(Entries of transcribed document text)
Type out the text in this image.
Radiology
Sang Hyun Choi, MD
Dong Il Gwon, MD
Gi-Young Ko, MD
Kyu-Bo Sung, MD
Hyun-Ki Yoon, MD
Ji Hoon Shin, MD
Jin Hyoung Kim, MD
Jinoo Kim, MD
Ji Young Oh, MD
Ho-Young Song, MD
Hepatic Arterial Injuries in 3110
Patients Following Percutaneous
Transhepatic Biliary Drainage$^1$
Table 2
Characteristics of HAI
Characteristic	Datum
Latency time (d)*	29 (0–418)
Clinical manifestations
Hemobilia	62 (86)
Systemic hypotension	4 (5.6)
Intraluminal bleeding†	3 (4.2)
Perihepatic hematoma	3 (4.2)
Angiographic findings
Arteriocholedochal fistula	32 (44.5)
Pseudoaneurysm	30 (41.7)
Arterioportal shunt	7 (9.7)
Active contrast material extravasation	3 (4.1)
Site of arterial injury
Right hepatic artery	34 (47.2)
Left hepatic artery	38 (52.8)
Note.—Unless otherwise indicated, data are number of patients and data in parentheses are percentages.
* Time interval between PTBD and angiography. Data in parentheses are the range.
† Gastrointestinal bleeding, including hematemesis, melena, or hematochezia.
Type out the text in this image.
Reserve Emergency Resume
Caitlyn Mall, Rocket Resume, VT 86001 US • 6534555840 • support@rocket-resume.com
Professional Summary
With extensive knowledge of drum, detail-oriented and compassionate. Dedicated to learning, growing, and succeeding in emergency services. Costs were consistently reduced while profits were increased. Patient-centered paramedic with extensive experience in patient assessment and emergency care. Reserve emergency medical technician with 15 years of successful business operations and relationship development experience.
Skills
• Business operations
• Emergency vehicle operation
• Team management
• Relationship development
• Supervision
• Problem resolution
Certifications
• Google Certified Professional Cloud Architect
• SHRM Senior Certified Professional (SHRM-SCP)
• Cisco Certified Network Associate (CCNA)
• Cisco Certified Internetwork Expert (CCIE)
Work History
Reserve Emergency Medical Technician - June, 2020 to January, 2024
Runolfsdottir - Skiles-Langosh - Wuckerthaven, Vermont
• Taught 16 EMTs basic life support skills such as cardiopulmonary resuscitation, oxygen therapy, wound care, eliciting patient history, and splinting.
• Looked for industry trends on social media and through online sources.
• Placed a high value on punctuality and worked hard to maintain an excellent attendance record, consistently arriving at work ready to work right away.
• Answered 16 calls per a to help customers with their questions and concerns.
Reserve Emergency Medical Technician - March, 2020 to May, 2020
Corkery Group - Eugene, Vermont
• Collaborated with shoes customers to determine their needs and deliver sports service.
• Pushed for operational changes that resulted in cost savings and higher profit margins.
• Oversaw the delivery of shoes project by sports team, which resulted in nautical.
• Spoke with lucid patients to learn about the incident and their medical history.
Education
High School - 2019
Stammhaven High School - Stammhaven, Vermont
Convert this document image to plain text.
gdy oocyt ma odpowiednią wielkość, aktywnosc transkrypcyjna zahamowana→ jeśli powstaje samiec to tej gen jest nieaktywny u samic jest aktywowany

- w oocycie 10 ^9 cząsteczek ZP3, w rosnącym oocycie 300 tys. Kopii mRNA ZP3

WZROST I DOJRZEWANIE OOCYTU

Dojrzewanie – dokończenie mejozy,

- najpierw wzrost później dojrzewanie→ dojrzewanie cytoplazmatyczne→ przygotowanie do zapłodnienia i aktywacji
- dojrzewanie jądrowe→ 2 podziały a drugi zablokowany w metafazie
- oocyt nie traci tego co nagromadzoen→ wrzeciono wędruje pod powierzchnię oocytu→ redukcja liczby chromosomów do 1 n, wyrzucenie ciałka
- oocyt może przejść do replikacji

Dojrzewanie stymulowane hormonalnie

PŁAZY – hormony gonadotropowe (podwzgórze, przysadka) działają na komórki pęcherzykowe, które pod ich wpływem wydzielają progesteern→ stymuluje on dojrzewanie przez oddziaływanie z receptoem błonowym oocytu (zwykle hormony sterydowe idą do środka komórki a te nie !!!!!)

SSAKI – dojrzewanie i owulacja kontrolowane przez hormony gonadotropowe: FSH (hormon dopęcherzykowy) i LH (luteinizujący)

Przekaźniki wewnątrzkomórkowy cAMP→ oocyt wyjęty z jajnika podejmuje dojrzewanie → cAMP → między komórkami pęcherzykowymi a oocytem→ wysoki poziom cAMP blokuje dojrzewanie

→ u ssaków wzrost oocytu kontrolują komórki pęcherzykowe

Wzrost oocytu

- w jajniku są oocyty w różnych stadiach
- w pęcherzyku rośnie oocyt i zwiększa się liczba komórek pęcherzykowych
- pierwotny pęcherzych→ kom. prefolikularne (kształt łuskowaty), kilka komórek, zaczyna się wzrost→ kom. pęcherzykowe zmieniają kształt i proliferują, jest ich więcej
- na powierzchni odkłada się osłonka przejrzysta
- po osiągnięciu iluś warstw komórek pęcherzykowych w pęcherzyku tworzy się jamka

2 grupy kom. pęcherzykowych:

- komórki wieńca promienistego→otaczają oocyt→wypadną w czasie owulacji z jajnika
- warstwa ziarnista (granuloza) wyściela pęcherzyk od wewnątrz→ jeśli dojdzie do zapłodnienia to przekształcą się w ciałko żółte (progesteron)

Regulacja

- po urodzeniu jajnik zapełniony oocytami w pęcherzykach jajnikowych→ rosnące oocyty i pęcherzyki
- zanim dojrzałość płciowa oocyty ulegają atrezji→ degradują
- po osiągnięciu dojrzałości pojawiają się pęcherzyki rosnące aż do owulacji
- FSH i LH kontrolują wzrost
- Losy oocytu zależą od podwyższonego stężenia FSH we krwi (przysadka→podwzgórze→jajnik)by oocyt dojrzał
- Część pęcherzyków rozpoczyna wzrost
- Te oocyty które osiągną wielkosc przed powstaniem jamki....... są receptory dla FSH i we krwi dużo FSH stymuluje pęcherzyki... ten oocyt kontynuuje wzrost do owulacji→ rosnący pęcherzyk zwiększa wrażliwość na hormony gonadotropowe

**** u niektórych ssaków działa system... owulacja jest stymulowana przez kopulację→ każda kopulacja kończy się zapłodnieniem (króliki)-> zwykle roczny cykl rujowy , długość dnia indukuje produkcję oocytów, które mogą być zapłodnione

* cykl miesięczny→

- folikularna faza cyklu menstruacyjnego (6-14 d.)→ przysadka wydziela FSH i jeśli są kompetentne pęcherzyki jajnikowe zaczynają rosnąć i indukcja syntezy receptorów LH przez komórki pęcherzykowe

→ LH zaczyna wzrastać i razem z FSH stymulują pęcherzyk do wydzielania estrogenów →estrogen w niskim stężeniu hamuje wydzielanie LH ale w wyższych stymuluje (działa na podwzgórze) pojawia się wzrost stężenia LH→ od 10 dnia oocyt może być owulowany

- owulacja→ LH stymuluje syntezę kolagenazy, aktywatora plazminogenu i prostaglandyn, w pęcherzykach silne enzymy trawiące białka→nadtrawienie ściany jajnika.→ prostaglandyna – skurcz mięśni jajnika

[Requirement]
Looking at the records above, work out how many lines contain "ssaków". Give the number only.

[Task output]
2